• [TASK REQUIREMENTS] Retype every line of the material below verbatim, omitting nothing and changing nothing.

(Saved data entries)
start

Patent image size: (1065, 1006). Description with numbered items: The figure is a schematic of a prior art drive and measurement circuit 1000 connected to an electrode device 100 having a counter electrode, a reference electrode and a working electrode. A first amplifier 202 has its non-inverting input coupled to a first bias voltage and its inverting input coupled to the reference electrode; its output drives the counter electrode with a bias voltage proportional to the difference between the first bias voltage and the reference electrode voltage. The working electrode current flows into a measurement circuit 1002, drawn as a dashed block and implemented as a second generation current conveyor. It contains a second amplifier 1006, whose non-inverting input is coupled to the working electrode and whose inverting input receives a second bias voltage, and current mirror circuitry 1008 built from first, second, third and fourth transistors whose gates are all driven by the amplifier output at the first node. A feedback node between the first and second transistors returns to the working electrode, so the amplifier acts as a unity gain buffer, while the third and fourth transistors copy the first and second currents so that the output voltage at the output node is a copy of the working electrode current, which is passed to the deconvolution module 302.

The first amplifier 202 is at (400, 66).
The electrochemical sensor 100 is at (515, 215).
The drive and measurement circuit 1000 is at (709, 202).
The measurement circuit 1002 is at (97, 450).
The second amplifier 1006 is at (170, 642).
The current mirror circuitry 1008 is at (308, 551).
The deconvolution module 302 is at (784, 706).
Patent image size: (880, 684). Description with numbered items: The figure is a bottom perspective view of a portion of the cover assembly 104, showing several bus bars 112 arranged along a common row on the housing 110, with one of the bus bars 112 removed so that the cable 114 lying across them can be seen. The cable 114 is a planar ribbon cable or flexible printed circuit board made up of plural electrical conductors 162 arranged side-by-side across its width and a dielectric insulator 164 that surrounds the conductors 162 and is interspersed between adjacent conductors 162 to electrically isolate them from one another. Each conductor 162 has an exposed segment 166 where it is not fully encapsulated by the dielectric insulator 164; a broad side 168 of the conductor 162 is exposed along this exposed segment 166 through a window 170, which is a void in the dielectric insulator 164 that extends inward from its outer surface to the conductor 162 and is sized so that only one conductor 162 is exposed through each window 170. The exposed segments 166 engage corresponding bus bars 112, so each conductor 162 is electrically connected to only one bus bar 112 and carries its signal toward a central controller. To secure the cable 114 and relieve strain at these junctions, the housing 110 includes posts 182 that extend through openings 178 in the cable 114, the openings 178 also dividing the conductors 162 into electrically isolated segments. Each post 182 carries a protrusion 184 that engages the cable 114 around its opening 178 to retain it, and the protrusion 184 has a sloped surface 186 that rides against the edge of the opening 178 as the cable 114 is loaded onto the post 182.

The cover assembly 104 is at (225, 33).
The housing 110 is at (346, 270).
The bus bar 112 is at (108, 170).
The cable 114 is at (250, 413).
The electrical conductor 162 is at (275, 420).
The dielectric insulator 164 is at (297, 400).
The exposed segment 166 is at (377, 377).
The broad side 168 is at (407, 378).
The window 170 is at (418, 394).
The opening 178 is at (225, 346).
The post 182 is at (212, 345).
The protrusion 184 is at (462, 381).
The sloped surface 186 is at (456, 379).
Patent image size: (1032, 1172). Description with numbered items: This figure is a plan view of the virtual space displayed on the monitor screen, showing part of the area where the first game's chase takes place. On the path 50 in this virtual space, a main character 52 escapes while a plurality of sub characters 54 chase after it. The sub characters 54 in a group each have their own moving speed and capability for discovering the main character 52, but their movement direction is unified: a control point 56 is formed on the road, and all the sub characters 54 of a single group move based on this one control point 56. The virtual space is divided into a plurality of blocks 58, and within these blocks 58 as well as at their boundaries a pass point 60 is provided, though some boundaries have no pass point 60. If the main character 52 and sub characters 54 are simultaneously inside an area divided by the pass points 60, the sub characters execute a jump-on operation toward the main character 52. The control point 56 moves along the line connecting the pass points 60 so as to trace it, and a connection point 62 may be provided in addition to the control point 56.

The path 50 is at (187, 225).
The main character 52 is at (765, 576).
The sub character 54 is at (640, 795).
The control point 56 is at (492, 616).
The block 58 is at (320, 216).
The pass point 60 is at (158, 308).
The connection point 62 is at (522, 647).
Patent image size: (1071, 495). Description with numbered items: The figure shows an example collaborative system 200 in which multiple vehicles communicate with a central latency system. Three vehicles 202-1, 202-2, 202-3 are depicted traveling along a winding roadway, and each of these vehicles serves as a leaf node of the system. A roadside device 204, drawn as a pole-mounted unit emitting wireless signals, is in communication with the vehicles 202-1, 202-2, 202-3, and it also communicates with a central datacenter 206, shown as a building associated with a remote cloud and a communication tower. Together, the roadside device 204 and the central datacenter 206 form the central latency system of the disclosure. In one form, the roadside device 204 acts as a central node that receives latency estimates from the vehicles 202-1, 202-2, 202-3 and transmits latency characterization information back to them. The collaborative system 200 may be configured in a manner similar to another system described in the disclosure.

end

• [OUTPUT OF THE EXERCISE]
Patent image size: (1065, 1006). Description with numbered items: The figure is a schematic of a prior art drive and measurement circuit 1000 connected to an electrode device 100 having a counter electrode, a reference electrode and a working electrode. A first amplifier 202 has its non-inverting input coupled to a first bias voltage and its inverting input coupled to the reference electrode; its output drives the counter electrode with a bias voltage proportional to the difference between the first bias voltage and the reference electrode voltage. The working electrode current flows into a measurement circuit 1002, drawn as a dashed block and implemented as a second generation current conveyor. It contains a second amplifier 1006, whose non-inverting input is coupled to the working electrode and whose inverting input receives a second bias voltage, and current mirror circuitry 1008 built from first, second, third and fourth transistors whose gates are all driven by the amplifier output at the first node. A feedback node between the first and second transistors returns to the working electrode, so the amplifier acts as a unity gain buffer, while the third and fourth transistors copy the first and second currents so that the output voltage at the output node is a copy of the working electrode current, which is passed to the deconvolution module 302.

The first amplifier 202 is at (400, 66).
The electrochemical sensor 100 is at (515, 215).
The drive and measurement circuit 1000 is at (709, 202).
The measurement circuit 1002 is at (97, 450).
The second amplifier 1006 is at (170, 642).
The current mirror circuitry 1008 is at (308, 551).
The deconvolution module 302 is at (784, 706).
Patent image size: (880, 684). Description with numbered items: The figure is a bottom perspective view of a portion of the cover assembly 104, showing several bus bars 112 arranged along a common row on the housing 110, with one of the bus bars 112 removed so that the cable 114 lying across them can be seen. The cable 114 is a planar ribbon cable or flexible printed circuit board made up of plural electrical conductors 162 arranged side-by-side across its width and a dielectric insulator 164 that surrounds the conductors 162 and is interspersed between adjacent conductors 162 to electrically isolate them from one another. Each conductor 162 has an exposed segment 166 where it is not fully encapsulated by the dielectric insulator 164; a broad side 168 of the conductor 162 is exposed along this exposed segment 166 through a window 170, which is a void in the dielectric insulator 164 that extends inward from its outer surface to the conductor 162 and is sized so that only one conductor 162 is exposed through each window 170. The exposed segments 166 engage corresponding bus bars 112, so each conductor 162 is electrically connected to only one bus bar 112 and carries its signal toward a central controller. To secure the cable 114 and relieve strain at these junctions, the housing 110 includes posts 182 that extend through openings 178 in the cable 114, the openings 178 also dividing the conductors 162 into electrically isolated segments. Each post 182 carries a protrusion 184 that engages the cable 114 around its opening 178 to retain it, and the protrusion 184 has a sloped surface 186 that rides against the edge of the opening 178 as the cable 114 is loaded onto the post 182.

The cover assembly 104 is at (225, 33).
The housing 110 is at (346, 270).
The bus bar 112 is at (108, 170).
The cable 114 is at (250, 413).
The electrical conductor 162 is at (275, 420).
The dielectric insulator 164 is at (297, 400).
The exposed segment 166 is at (377, 377).
The broad side 168 is at (407, 378).
The window 170 is at (418, 394).
The opening 178 is at (225, 346).
The post 182 is at (212, 345).
The protrusion 184 is at (462, 381).
The sloped surface 186 is at (456, 379).
Patent image size: (1032, 1172). Description with numbered items: This figure is a plan view of the virtual space displayed on the monitor screen, showing part of the area where the first game's chase takes place. On the path 50 in this virtual space, a main character 52 escapes while a plurality of sub characters 54 chase after it. The sub characters 54 in a group each have their own moving speed and capability for discovering the main character 52, but their movement direction is unified: a control point 56 is formed on the road, and all the sub characters 54 of a single group move based on this one control point 56. The virtual space is divided into a plurality of blocks 58, and within these blocks 58 as well as at their boundaries a pass point 60 is provided, though some boundaries have no pass point 60. If the main character 52 and sub characters 54 are simultaneously inside an area divided by the pass points 60, the sub characters execute a jump-on operation toward the main character 52. The control point 56 moves along the line connecting the pass points 60 so as to trace it, and a connection point 62 may be provided in addition to the control point 56.

The path 50 is at (187, 225).
The main character 52 is at (765, 576).
The sub character 54 is at (640, 795).
The control point 56 is at (492, 616).
The block 58 is at (320, 216).
The pass point 60 is at (158, 308).
The connection point 62 is at (522, 647).
Patent image size: (1071, 495). Description with numbered items: The figure shows an example collaborative system 200 in which multiple vehicles communicate with a central latency system. Three vehicles 202-1, 202-2, 202-3 are depicted traveling along a winding roadway, and each of these vehicles serves as a leaf node of the system. A roadside device 204, drawn as a pole-mounted unit emitting wireless signals, is in communication with the vehicles 202-1, 202-2, 202-3, and it also communicates with a central datacenter 206, shown as a building associated with a remote cloud and a communication tower. Together, the roadside device 204 and the central datacenter 206 form the central latency system of the disclosure. In one form, the roadside device 204 acts as a central node that receives latency estimates from the vehicles 202-1, 202-2, 202-3 and transmits latency characterization information back to them. The collaborative system 200 may be configured in a manner similar to another system described in the disclosure.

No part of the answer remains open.